■ Input data ■

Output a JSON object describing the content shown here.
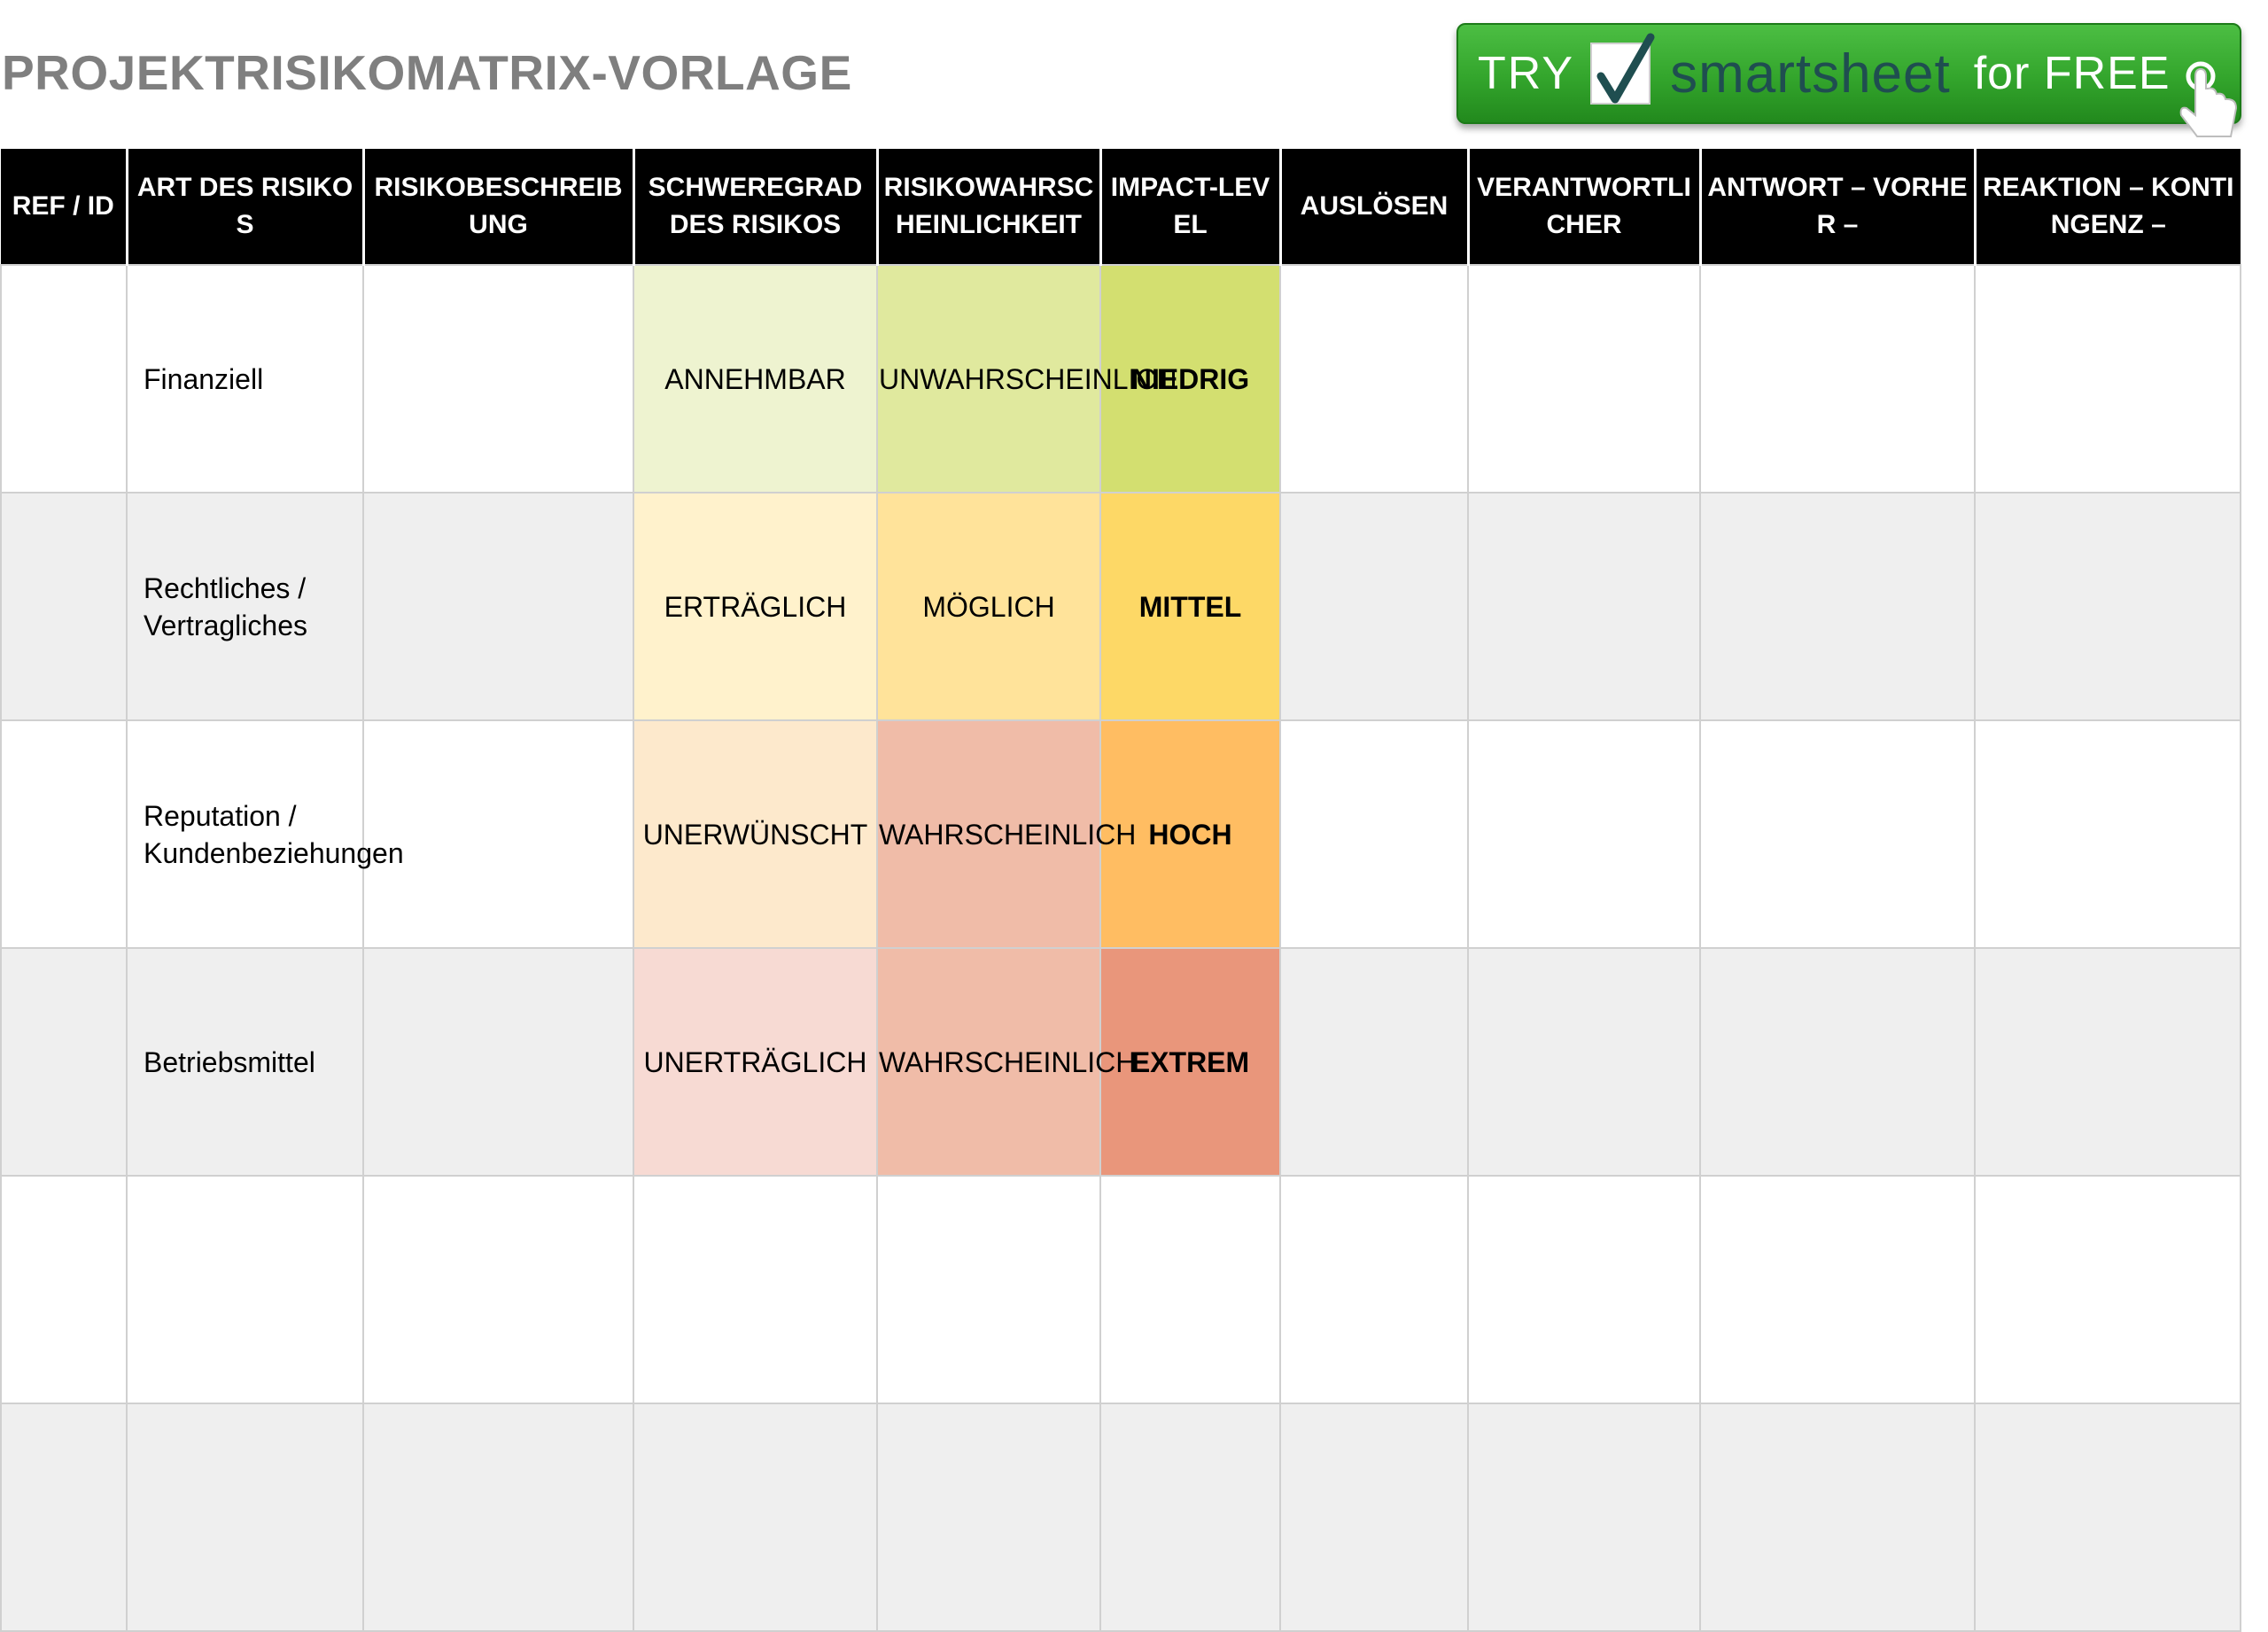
{
  "title": "PROJEKTRISIKOMATRIX-VORLAGE",
  "banner": {
    "try": "TRY",
    "brand": "smartsheet",
    "free": "for FREE",
    "colors": {
      "green": "#33a52c",
      "brand_text": "#1f4e50"
    }
  },
  "headers": [
    "REF / ID",
    "ART DES RISIKOS",
    "RISIKOBESCHREIBUNG",
    "SCHWEREGRAD DES RISIKOS",
    "RISIKOWAHRSCHEINLICHKEIT",
    "IMPACT-LEVEL",
    "AUSLÖSEN",
    "VERANTWORTLICHER",
    "ANTWORT – VORHER –",
    "REAKTION – KONTINGENZ –"
  ],
  "rows": [
    {
      "ref": "",
      "type": "Finanziell",
      "desc": "",
      "severity": "ANNEHMBAR",
      "probability": "UNWAHRSCHEINLICH",
      "impact": "NIEDRIG",
      "trigger": "",
      "owner": "",
      "response_before": "",
      "response_contingency": ""
    },
    {
      "ref": "",
      "type": "Rechtliches / Vertragliches",
      "desc": "",
      "severity": "ERTRÄGLICH",
      "probability": "MÖGLICH",
      "impact": "MITTEL",
      "trigger": "",
      "owner": "",
      "response_before": "",
      "response_contingency": ""
    },
    {
      "ref": "",
      "type": "Reputation / Kundenbeziehungen",
      "desc": "",
      "severity": "UNERWÜNSCHT",
      "probability": "WAHRSCHEINLICH",
      "impact": "HOCH",
      "trigger": "",
      "owner": "",
      "response_before": "",
      "response_contingency": ""
    },
    {
      "ref": "",
      "type": "Betriebsmittel",
      "desc": "",
      "severity": "UNERTRÄGLICH",
      "probability": "WAHRSCHEINLICH",
      "impact": "EXTREM",
      "trigger": "",
      "owner": "",
      "response_before": "",
      "response_contingency": ""
    },
    {
      "ref": "",
      "type": "",
      "desc": "",
      "severity": "",
      "probability": "",
      "impact": "",
      "trigger": "",
      "owner": "",
      "response_before": "",
      "response_contingency": ""
    },
    {
      "ref": "",
      "type": "",
      "desc": "",
      "severity": "",
      "probability": "",
      "impact": "",
      "trigger": "",
      "owner": "",
      "response_before": "",
      "response_contingency": ""
    }
  ],
  "level_colors": {
    "severity": [
      "#eef3d0",
      "#fff2cc",
      "#fde9cc",
      "#f7dad3"
    ],
    "probability": [
      "#e0e99e",
      "#ffe39a",
      "#f0bca8",
      "#f0bca8"
    ],
    "impact": [
      "#d3df70",
      "#fdd866",
      "#ffbd62",
      "#e9967b"
    ]
  }
}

■ Objective ■
Without the pictures, write out every entry precisely as it appears.

■ Solution below ■
Output a JSON object describing the content shown here.
{
  "title": "PROJEKTRISIKOMATRIX-VORLAGE",
  "banner": {
    "try": "TRY",
    "brand": "smartsheet",
    "free": "for FREE",
    "colors": {
      "green": "#33a52c",
      "brand_text": "#1f4e50"
    }
  },
  "headers": [
    "REF / ID",
    "ART DES RISIKOS",
    "RISIKOBESCHREIBUNG",
    "SCHWEREGRAD DES RISIKOS",
    "RISIKOWAHRSCHEINLICHKEIT",
    "IMPACT-LEVEL",
    "AUSLÖSEN",
    "VERANTWORTLICHER",
    "ANTWORT – VORHER –",
    "REAKTION – KONTINGENZ –"
  ],
  "rows": [
    {
      "ref": "",
      "type": "Finanziell",
      "desc": "",
      "severity": "ANNEHMBAR",
      "probability": "UNWAHRSCHEINLICH",
      "impact": "NIEDRIG",
      "trigger": "",
      "owner": "",
      "response_before": "",
      "response_contingency": ""
    },
    {
      "ref": "",
      "type": "Rechtliches / Vertragliches",
      "desc": "",
      "severity": "ERTRÄGLICH",
      "probability": "MÖGLICH",
      "impact": "MITTEL",
      "trigger": "",
      "owner": "",
      "response_before": "",
      "response_contingency": ""
    },
    {
      "ref": "",
      "type": "Reputation / Kundenbeziehungen",
      "desc": "",
      "severity": "UNERWÜNSCHT",
      "probability": "WAHRSCHEINLICH",
      "impact": "HOCH",
      "trigger": "",
      "owner": "",
      "response_before": "",
      "response_contingency": ""
    },
    {
      "ref": "",
      "type": "Betriebsmittel",
      "desc": "",
      "severity": "UNERTRÄGLICH",
      "probability": "WAHRSCHEINLICH",
      "impact": "EXTREM",
      "trigger": "",
      "owner": "",
      "response_before": "",
      "response_contingency": ""
    },
    {
      "ref": "",
      "type": "",
      "desc": "",
      "severity": "",
      "probability": "",
      "impact": "",
      "trigger": "",
      "owner": "",
      "response_before": "",
      "response_contingency": ""
    },
    {
      "ref": "",
      "type": "",
      "desc": "",
      "severity": "",
      "probability": "",
      "impact": "",
      "trigger": "",
      "owner": "",
      "response_before": "",
      "response_contingency": ""
    }
  ],
  "level_colors": {
    "severity": [
      "#eef3d0",
      "#fff2cc",
      "#fde9cc",
      "#f7dad3"
    ],
    "probability": [
      "#e0e99e",
      "#ffe39a",
      "#f0bca8",
      "#f0bca8"
    ],
    "impact": [
      "#d3df70",
      "#fdd866",
      "#ffbd62",
      "#e9967b"
    ]
  }
}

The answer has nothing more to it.